Dataset rows about figures
----

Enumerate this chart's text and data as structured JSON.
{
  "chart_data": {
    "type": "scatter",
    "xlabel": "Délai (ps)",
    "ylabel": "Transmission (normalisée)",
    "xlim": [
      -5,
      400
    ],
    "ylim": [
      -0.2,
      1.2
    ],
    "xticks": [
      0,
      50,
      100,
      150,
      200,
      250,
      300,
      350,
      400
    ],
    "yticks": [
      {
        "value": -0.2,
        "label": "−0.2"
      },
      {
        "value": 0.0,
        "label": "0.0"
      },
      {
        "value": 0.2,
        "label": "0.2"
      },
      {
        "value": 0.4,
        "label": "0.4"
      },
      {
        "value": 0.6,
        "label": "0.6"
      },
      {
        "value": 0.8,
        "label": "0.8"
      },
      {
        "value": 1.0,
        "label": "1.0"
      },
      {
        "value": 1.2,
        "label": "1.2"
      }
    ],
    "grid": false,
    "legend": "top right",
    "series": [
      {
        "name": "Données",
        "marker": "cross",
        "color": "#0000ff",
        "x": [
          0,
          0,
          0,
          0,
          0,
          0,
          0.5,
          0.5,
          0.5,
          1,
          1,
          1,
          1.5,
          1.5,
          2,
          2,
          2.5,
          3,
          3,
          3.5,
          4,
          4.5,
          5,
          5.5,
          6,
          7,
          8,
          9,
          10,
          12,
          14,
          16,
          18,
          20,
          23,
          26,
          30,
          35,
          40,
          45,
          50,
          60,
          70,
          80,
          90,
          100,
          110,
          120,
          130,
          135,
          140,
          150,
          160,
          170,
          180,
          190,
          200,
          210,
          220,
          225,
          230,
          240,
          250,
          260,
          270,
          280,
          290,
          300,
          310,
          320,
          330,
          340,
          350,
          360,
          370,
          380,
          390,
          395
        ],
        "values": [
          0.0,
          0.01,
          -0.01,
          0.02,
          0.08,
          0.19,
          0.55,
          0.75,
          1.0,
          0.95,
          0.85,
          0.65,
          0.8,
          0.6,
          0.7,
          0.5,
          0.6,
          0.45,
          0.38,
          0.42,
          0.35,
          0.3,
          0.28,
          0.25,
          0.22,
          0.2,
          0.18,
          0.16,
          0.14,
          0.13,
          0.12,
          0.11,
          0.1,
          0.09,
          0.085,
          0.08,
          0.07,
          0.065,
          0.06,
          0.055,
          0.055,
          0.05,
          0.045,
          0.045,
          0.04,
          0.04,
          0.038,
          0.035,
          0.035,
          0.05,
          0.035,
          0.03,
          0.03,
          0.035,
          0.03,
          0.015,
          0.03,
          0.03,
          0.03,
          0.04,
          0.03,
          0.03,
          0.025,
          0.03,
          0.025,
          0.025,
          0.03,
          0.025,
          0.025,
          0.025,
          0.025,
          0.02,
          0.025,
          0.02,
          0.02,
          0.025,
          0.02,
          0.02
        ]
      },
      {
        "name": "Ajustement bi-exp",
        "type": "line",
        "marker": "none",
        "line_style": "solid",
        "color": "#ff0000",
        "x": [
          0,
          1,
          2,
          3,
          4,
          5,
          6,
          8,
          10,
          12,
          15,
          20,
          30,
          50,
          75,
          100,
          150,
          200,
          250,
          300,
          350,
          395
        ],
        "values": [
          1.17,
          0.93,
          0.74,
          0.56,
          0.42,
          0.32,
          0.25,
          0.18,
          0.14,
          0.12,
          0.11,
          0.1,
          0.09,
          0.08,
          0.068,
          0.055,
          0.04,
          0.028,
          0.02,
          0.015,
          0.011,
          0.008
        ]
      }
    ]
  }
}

----

PROBLEM TO SOLVE: The records above should be repeated in full, exactly as given.

FULL OUTPUT:
Enumerate this chart's text and data as structured JSON.
{
  "chart_data": {
    "type": "scatter",
    "xlabel": "Délai (ps)",
    "ylabel": "Transmission (normalisée)",
    "xlim": [
      -5,
      400
    ],
    "ylim": [
      -0.2,
      1.2
    ],
    "xticks": [
      0,
      50,
      100,
      150,
      200,
      250,
      300,
      350,
      400
    ],
    "yticks": [
      {
        "value": -0.2,
        "label": "−0.2"
      },
      {
        "value": 0.0,
        "label": "0.0"
      },
      {
        "value": 0.2,
        "label": "0.2"
      },
      {
        "value": 0.4,
        "label": "0.4"
      },
      {
        "value": 0.6,
        "label": "0.6"
      },
      {
        "value": 0.8,
        "label": "0.8"
      },
      {
        "value": 1.0,
        "label": "1.0"
      },
      {
        "value": 1.2,
        "label": "1.2"
      }
    ],
    "grid": false,
    "legend": "top right",
    "series": [
      {
        "name": "Données",
        "marker": "cross",
        "color": "#0000ff",
        "x": [
          0,
          0,
          0,
          0,
          0,
          0,
          0.5,
          0.5,
          0.5,
          1,
          1,
          1,
          1.5,
          1.5,
          2,
          2,
          2.5,
          3,
          3,
          3.5,
          4,
          4.5,
          5,
          5.5,
          6,
          7,
          8,
          9,
          10,
          12,
          14,
          16,
          18,
          20,
          23,
          26,
          30,
          35,
          40,
          45,
          50,
          60,
          70,
          80,
          90,
          100,
          110,
          120,
          130,
          135,
          140,
          150,
          160,
          170,
          180,
          190,
          200,
          210,
          220,
          225,
          230,
          240,
          250,
          260,
          270,
          280,
          290,
          300,
          310,
          320,
          330,
          340,
          350,
          360,
          370,
          380,
          390,
          395
        ],
        "values": [
          0.0,
          0.01,
          -0.01,
          0.02,
          0.08,
          0.19,
          0.55,
          0.75,
          1.0,
          0.95,
          0.85,
          0.65,
          0.8,
          0.6,
          0.7,
          0.5,
          0.6,
          0.45,
          0.38,
          0.42,
          0.35,
          0.3,
          0.28,
          0.25,
          0.22,
          0.2,
          0.18,
          0.16,
          0.14,
          0.13,
          0.12,
          0.11,
          0.1,
          0.09,
          0.085,
          0.08,
          0.07,
          0.065,
          0.06,
          0.055,
          0.055,
          0.05,
          0.045,
          0.045,
          0.04,
          0.04,
          0.038,
          0.035,
          0.035,
          0.05,
          0.035,
          0.03,
          0.03,
          0.035,
          0.03,
          0.015,
          0.03,
          0.03,
          0.03,
          0.04,
          0.03,
          0.03,
          0.025,
          0.03,
          0.025,
          0.025,
          0.03,
          0.025,
          0.025,
          0.025,
          0.025,
          0.02,
          0.025,
          0.02,
          0.02,
          0.025,
          0.02,
          0.02
        ]
      },
      {
        "name": "Ajustement bi-exp",
        "type": "line",
        "marker": "none",
        "line_style": "solid",
        "color": "#ff0000",
        "x": [
          0,
          1,
          2,
          3,
          4,
          5,
          6,
          8,
          10,
          12,
          15,
          20,
          30,
          50,
          75,
          100,
          150,
          200,
          250,
          300,
          350,
          395
        ],
        "values": [
          1.17,
          0.93,
          0.74,
          0.56,
          0.42,
          0.32,
          0.25,
          0.18,
          0.14,
          0.12,
          0.11,
          0.1,
          0.09,
          0.08,
          0.068,
          0.055,
          0.04,
          0.028,
          0.02,
          0.015,
          0.011,
          0.008
        ]
      }
    ]
  }
}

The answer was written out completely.